**节选原文**
------------------------------------------------------------------------
问题求助:Java开发Spark Standalone出现MojoExecutionException,InvocationTargetException,OutOfMemoryError错误

本文探讨了在使用Java开发Spark程序时遇到的OutOfMemoryError问题,并提供了可能的解决方案。重点分析了设置运行内存参数后仍然存在的问题,并对比了使用Maven构建项目与普通Java项目打包成Jar的不同之处。

摘要生成于 C知道 ,由 DeepSeek-R1 满血版支持, 前往体验 >

最近在学Spark开发,是调用的Java API开发的Standalone程序,Spark版本为0.9.1,Scala为2.10.3,JDK为1.7,分布式环境为一台Master、三台Worker。采用Maven构建项目,Maven版本为3.2.1。pom.xml文件的内容如下所示:

<groupId>spark</groupId>
<artifactId>testspark</artifactId>
<version>0.0.1-SNAPSHOT</version>
<packaging>jar</packaging>

<name>testspark</name>
<url>http://maven.apache.org</url>

<properties>
  <project.build.sourceEncoding>UTF-8</project.build.sourceEncoding>
</properties>
<repositories>
  <repository>
    <id>Akka repository</id>
    <url>http://repo.akka.io/releases</url>
  </repository>
</repositories>
<dependencies>
  <dependency>
    <groupId>junit</groupId>
    <artifactId>junit</artifactId>
    <version>3.8.1</version>
    <scope>test</scope>
  </dependency>
  <dependency> 
    <groupId>org.apache.spark</groupId>
    <artifactId>spark-core_2.10</artifactId>
    <version>0.9.1</version>
  </dependency>
</dependencies>

Spark程序如下所示。
------------------------------------------------------------------------
版面记录:
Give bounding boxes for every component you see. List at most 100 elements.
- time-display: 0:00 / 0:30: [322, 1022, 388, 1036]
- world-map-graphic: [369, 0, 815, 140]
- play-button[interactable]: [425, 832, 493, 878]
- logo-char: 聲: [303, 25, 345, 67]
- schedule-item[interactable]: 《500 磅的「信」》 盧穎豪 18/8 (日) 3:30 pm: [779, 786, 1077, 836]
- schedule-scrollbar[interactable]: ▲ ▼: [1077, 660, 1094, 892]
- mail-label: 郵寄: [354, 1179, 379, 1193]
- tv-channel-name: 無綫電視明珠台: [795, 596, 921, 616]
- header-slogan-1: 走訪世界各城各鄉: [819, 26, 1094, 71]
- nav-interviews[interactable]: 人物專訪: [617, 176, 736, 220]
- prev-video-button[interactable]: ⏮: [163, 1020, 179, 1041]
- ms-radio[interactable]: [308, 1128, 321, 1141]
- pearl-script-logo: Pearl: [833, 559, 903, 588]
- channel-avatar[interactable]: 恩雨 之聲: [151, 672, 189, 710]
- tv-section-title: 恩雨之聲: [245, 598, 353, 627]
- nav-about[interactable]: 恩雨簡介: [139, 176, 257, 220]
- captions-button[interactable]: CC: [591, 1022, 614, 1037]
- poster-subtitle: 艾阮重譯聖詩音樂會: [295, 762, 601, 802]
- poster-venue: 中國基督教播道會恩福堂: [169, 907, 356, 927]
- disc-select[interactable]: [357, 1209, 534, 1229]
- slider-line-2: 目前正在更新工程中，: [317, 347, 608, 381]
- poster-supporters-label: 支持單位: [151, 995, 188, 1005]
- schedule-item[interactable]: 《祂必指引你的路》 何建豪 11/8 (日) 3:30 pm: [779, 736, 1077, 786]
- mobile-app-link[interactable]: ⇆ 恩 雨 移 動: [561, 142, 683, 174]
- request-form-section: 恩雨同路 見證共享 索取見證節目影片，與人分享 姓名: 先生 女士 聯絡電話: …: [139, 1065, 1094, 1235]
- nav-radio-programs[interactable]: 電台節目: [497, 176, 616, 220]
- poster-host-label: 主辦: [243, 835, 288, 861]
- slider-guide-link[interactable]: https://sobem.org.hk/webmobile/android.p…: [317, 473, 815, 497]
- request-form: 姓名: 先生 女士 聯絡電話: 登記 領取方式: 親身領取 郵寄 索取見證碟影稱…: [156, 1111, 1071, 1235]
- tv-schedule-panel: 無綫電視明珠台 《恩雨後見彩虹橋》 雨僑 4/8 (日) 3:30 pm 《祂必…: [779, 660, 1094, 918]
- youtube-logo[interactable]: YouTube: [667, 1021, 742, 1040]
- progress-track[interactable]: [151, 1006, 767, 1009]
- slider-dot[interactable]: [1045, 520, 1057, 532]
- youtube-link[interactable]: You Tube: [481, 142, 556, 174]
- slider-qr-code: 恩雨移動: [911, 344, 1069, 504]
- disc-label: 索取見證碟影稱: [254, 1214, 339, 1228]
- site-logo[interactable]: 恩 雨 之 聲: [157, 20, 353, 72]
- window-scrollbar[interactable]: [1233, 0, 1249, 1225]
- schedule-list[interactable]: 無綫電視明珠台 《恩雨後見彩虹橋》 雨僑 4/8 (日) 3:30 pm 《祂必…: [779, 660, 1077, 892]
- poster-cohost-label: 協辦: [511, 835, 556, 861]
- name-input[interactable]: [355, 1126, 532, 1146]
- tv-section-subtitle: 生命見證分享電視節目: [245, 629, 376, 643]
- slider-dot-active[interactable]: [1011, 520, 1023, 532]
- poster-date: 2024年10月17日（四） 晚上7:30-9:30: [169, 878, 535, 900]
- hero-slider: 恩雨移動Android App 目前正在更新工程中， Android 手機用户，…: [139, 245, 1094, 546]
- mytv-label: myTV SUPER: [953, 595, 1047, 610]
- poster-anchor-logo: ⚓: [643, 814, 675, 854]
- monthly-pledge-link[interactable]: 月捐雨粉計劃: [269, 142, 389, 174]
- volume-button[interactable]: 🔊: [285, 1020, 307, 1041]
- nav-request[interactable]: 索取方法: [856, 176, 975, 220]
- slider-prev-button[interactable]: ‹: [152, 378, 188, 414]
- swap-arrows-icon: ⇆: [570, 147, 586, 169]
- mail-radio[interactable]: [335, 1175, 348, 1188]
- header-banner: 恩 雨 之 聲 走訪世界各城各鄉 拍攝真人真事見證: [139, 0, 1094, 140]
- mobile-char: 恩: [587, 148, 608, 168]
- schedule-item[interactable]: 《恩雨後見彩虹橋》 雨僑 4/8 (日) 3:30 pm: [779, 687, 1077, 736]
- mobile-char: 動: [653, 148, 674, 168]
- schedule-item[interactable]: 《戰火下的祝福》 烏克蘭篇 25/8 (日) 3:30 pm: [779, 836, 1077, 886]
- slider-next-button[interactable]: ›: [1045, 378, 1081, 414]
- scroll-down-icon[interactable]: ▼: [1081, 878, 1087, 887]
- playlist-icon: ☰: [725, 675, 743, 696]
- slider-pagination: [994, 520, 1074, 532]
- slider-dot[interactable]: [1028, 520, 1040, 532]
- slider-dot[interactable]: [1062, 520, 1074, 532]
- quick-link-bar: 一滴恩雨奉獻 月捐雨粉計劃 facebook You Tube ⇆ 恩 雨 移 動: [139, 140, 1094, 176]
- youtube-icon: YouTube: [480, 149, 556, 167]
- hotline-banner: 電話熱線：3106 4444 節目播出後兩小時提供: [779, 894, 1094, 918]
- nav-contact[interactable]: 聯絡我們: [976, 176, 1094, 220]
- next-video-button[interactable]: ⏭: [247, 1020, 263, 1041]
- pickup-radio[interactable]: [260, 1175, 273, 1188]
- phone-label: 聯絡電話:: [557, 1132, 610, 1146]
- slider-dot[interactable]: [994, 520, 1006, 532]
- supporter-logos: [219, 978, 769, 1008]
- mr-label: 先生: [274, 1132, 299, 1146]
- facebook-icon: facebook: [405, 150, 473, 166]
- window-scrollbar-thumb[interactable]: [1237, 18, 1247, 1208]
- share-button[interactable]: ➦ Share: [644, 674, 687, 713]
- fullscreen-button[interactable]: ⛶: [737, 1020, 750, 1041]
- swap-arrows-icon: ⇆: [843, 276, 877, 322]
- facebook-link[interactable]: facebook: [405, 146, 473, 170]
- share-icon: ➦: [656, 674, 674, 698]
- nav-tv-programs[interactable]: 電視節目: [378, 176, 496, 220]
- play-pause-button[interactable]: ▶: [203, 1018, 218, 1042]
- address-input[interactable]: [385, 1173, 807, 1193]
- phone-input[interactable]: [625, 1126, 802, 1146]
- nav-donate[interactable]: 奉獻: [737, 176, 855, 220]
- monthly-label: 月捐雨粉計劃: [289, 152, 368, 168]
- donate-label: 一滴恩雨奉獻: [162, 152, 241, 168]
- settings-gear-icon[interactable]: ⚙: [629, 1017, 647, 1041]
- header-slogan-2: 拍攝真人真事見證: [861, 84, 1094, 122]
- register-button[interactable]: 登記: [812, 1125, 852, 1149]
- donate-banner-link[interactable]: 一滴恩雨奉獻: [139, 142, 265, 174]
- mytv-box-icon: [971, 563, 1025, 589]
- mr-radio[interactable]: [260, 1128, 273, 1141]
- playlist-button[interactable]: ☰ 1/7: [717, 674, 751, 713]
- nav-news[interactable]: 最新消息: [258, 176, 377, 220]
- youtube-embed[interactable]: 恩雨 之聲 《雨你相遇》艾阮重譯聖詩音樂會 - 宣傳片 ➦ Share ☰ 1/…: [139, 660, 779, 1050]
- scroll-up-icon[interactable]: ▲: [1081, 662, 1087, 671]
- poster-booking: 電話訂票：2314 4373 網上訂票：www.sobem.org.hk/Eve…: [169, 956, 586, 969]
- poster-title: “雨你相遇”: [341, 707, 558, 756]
------------------------------------------------------------------------
请从上文那篇Spark报错求助帖中照原文引录一段:从含有"问题求助:Java开发Spa"的地方开始,到"项目打包成Jar的不同之处。"结束。

问题求助:Java开发Spark Standalone出现MojoExecutionException,InvocationTargetException,OutOfMemoryError错误

本文探讨了在使用Java开发Spark程序时遇到的OutOfMemoryError问题,并提供了可能的解决方案。重点分析了设置运行内存参数后仍然存在的问题,并对比了使用Maven构建项目与普通Java项目打包成Jar的不同之处。